Those who have watched the video of Nichols’s arrest have described the footage as one of the worst captured moments of police brutality to date. The Memphis police chief said it shows Nichols’s beating as “heinous, reckless and inhumane.”

The video footage to be released on Friday will include footage from the former officers’ body cameras.

In the Nichols’s family press conference on Friday, Memphis NAACP President Van Turner said the video will also include footage from SkyCop cameras in the area, which the city’s police department says are used as an extra layer of protection.

The family's lawyers say that Nichols was brutalized and beaten like “a piñata” in the video that will be released to the public Friday evening.

Tennessee Bureau of Investigation Director David Rausch said on Thursday of the video: "In a word, it's absolutely appalling. Let me be clear, what happened here does not at all reflect proper policing. This was wrong. This was criminal.”

Tennessee Gov. Bill Lee added the beating was “cruel” and said “criminal abuse of power will not be tolerated in the state of Tennessee.”

President Biden said that Nichols's death is "a painful reminder that we must do more to ensure that our criminal justice system lives up to the promise of fair and impartial justice, equal treatment, and dignity for all."
▬▬▬
→ **Your task**:
Copy out the passage about the video of Nichols's arrest word for word, from beginning to end.
▬▬▬
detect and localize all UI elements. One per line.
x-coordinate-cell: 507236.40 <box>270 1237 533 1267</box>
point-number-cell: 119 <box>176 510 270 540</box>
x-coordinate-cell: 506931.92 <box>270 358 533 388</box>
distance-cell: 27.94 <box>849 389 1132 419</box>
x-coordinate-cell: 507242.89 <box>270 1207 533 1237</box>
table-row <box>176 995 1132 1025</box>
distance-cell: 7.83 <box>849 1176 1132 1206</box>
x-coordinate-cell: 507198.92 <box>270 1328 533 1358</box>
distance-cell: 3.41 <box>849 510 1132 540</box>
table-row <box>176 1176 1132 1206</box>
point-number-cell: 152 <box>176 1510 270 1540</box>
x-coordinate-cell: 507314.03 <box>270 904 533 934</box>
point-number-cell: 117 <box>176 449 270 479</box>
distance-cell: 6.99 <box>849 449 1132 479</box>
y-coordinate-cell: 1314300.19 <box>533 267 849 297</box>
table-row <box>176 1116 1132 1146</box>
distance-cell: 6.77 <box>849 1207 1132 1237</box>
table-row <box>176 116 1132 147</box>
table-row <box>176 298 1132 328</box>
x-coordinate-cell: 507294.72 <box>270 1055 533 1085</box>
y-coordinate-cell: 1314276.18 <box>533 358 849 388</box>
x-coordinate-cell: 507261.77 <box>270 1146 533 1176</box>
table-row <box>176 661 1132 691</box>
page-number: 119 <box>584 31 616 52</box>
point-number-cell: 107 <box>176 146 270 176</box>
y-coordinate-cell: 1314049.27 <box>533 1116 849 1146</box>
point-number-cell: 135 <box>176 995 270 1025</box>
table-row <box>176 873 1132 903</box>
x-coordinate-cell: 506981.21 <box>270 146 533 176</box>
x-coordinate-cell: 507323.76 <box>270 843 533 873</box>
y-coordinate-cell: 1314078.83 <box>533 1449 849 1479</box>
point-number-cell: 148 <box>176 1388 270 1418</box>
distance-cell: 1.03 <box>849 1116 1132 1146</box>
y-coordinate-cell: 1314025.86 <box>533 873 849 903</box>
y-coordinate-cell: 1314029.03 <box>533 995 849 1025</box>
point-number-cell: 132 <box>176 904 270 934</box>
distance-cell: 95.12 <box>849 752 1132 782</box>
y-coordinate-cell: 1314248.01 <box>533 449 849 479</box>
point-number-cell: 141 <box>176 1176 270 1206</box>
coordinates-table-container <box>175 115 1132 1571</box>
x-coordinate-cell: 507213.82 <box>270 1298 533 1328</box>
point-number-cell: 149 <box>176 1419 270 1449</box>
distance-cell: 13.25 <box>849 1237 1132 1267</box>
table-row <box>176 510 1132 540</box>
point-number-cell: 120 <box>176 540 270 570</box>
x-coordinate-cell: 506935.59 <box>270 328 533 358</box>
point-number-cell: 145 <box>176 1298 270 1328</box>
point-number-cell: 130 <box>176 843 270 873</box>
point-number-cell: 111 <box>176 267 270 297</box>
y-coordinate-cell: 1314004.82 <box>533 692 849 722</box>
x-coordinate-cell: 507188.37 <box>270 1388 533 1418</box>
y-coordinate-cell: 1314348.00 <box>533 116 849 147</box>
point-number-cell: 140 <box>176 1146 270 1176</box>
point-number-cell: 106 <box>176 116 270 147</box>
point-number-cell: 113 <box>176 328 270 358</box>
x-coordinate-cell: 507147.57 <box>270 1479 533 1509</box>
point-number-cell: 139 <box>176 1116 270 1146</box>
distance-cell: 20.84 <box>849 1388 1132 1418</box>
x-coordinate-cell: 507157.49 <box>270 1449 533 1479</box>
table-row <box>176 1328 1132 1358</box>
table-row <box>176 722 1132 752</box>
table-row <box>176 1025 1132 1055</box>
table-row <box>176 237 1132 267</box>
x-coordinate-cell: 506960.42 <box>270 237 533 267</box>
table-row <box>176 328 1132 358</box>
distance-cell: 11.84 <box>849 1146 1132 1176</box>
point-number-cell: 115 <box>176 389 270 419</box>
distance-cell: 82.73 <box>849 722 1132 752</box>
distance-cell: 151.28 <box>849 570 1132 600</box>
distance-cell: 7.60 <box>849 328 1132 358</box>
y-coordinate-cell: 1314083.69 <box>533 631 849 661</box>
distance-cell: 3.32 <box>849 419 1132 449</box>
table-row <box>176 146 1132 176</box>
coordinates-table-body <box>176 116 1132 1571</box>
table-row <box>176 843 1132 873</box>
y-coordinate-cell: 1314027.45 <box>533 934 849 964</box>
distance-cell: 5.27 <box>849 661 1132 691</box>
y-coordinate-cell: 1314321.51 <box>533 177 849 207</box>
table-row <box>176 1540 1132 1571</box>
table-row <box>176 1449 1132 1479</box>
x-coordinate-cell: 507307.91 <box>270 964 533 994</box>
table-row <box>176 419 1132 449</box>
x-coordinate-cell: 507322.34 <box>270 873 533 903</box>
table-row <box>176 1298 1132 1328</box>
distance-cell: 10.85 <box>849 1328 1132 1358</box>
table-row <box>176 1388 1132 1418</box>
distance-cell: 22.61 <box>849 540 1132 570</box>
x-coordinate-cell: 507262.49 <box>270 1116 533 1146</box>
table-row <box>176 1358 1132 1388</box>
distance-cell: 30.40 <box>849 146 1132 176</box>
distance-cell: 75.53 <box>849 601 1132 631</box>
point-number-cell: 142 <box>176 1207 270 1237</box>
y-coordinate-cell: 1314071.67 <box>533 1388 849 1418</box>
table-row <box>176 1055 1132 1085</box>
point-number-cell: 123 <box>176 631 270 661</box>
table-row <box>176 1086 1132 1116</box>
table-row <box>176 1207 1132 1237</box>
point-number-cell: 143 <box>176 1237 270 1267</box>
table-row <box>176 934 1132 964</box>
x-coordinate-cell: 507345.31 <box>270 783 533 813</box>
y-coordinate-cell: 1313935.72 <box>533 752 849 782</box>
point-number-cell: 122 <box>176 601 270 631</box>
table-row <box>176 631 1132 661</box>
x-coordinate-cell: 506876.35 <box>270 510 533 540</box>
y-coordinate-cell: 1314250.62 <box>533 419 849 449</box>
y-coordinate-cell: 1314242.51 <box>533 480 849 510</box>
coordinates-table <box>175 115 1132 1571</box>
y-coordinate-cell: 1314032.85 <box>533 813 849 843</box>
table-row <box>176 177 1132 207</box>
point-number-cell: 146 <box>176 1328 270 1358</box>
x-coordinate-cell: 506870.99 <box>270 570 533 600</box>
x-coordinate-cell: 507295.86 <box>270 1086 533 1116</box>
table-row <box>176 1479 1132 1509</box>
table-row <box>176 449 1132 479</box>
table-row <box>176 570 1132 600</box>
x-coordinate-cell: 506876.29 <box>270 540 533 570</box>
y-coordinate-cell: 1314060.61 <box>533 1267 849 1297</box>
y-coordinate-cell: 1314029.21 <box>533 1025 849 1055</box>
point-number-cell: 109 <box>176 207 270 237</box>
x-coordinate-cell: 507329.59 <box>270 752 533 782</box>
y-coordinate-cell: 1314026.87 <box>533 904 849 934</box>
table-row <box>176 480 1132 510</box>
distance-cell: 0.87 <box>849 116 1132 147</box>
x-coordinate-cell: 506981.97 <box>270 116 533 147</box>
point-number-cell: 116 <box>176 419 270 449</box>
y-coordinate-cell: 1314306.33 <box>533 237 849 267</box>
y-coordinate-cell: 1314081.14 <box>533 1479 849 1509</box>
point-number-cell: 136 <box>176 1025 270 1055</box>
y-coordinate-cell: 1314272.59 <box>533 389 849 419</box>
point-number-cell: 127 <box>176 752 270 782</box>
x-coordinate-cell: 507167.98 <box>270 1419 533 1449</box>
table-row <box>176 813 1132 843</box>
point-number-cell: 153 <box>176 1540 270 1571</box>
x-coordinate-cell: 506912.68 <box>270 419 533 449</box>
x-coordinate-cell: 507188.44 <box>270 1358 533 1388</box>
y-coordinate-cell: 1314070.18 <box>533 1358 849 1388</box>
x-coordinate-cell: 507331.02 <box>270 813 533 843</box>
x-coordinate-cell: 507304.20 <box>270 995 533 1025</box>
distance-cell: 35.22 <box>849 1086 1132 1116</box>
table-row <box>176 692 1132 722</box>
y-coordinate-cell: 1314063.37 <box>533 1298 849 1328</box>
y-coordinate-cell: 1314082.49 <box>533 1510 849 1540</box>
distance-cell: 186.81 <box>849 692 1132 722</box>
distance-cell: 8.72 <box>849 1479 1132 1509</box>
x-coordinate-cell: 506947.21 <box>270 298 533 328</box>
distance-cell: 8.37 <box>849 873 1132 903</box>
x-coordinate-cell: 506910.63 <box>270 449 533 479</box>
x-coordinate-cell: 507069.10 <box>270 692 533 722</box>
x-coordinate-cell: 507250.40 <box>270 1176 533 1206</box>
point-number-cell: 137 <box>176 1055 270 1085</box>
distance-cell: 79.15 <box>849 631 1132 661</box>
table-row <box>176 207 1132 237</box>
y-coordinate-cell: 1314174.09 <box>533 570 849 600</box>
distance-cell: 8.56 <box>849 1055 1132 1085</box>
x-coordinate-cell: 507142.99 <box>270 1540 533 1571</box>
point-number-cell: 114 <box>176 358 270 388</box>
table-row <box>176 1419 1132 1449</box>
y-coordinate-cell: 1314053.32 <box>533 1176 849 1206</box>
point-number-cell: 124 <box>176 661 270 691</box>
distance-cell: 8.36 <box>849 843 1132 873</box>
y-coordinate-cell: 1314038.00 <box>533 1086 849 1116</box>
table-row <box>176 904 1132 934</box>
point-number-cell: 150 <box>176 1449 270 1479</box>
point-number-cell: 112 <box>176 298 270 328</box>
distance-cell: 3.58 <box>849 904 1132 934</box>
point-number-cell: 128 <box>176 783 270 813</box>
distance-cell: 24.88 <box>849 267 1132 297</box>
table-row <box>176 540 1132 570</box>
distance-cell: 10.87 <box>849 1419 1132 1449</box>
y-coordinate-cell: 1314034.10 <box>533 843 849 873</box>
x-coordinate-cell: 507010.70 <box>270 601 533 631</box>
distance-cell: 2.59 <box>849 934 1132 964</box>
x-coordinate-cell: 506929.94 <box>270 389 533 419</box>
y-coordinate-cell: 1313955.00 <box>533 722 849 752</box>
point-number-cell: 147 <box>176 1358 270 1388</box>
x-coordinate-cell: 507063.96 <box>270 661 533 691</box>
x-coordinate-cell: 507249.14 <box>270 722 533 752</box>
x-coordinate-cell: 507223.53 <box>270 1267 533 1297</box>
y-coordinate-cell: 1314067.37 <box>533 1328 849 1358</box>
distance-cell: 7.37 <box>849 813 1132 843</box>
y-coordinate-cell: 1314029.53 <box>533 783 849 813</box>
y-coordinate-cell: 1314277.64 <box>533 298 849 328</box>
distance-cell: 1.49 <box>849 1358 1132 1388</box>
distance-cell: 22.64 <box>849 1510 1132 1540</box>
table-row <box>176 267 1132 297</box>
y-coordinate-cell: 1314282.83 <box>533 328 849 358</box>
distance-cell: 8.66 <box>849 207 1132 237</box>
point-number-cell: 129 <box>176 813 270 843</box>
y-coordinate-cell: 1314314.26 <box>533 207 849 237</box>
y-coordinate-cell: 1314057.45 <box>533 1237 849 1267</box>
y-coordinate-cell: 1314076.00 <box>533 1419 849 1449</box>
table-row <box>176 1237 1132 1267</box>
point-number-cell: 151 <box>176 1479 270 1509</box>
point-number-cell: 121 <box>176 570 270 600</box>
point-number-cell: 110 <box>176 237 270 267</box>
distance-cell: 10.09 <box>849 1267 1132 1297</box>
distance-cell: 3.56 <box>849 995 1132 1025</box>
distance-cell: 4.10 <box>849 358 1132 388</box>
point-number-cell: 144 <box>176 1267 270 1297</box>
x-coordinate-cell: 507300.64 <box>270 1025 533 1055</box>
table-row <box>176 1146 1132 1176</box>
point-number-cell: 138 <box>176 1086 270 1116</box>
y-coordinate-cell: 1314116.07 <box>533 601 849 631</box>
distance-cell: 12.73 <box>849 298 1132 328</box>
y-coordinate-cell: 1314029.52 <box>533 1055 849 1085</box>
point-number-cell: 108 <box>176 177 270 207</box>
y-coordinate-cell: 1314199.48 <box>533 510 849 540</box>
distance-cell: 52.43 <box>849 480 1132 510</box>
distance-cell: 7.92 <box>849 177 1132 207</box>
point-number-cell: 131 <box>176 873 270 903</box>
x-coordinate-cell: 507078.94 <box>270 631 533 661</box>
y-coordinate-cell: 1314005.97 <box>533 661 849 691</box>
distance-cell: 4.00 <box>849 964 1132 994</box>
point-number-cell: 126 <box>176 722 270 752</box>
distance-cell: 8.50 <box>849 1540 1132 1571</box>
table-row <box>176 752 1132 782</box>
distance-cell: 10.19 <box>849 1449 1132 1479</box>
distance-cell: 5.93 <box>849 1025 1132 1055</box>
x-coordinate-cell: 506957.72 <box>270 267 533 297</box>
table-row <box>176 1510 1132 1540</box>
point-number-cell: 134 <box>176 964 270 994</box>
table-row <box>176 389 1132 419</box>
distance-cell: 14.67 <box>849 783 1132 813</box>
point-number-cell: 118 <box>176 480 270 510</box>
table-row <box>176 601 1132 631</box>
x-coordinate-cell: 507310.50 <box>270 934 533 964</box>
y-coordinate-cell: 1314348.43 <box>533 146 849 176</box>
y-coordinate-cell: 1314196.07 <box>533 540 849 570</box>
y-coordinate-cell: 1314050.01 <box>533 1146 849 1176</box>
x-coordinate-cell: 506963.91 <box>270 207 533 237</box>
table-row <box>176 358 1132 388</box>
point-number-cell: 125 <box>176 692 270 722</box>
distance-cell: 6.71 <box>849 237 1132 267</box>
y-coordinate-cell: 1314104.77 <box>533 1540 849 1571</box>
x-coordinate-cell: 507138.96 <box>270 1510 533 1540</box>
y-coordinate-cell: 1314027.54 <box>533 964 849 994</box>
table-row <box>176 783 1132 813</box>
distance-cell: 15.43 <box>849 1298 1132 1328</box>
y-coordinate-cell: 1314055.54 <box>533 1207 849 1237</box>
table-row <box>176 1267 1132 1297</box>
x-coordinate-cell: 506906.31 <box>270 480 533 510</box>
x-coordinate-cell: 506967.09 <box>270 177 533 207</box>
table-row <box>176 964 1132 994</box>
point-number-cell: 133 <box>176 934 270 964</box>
▬▬▬
→ **Answer to this task**:
Those who have watched the video of Nichols’s arrest have described the footage as one of the worst captured moments of police brutality to date. The Memphis police chief said it shows Nichols’s beating as “heinous, reckless and inhumane.”

The video footage to be released on Friday will include footage from the former officers’ body cameras.

In the Nichols’s family press conference on Friday, Memphis NAACP President Van Turner said the video will also include footage from SkyCop cameras in the area, which the city’s police department says are used as an extra layer of protection.

The family's lawyers say that Nichols was brutalized and beaten like “a piñata” in the video that will be released to the public Friday evening.

Tennessee Bureau of Investigation Director David Rausch said on Thursday of the video: "In a word, it's absolutely appalling. Let me be clear, what happened here does not at all reflect proper policing. This was wrong. This was criminal.”

Tennessee Gov. Bill Lee added the beating was “cruel” and said “criminal abuse of power will not be tolerated in the state of Tennessee.”

President Biden said that Nichols's death is "a painful reminder that we must do more to ensure that our criminal justice system lives up to the promise of fair and impartial justice, equal treatment, and dignity for all."